--- BEGIN ---

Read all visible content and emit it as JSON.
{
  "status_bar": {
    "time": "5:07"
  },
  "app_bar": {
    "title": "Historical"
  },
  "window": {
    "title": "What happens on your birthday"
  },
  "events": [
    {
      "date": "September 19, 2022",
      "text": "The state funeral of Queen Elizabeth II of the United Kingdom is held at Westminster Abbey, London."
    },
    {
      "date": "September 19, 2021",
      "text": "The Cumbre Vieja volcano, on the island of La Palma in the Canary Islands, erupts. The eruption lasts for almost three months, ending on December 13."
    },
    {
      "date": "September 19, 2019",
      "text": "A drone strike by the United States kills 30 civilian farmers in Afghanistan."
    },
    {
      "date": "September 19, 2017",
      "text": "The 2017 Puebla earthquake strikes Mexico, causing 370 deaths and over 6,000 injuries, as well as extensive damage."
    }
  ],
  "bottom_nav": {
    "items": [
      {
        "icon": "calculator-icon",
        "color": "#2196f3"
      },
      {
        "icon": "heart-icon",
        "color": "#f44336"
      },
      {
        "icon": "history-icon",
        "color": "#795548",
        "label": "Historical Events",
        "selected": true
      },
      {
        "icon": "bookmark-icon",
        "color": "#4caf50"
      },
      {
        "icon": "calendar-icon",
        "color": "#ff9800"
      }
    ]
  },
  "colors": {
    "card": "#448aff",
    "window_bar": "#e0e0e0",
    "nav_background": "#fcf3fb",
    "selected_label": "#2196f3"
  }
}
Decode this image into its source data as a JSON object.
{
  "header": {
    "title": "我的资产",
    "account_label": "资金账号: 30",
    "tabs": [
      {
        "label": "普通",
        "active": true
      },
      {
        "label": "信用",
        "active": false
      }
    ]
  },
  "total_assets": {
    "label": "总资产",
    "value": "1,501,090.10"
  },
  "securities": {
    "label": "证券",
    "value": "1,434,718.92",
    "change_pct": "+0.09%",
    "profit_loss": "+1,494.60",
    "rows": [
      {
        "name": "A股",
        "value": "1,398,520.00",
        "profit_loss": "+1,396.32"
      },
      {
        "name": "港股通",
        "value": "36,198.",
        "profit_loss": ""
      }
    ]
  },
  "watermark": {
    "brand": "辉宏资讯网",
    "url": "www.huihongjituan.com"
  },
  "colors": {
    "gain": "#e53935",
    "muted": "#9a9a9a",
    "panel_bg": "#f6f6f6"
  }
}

--- END ---

Given request: Pick out and copy every line that contains the word "value".

Written answer:
    "value": "1,501,090.10"
    "value": "1,434,718.92",
        "value": "1,398,520.00",
        "value": "36,198.",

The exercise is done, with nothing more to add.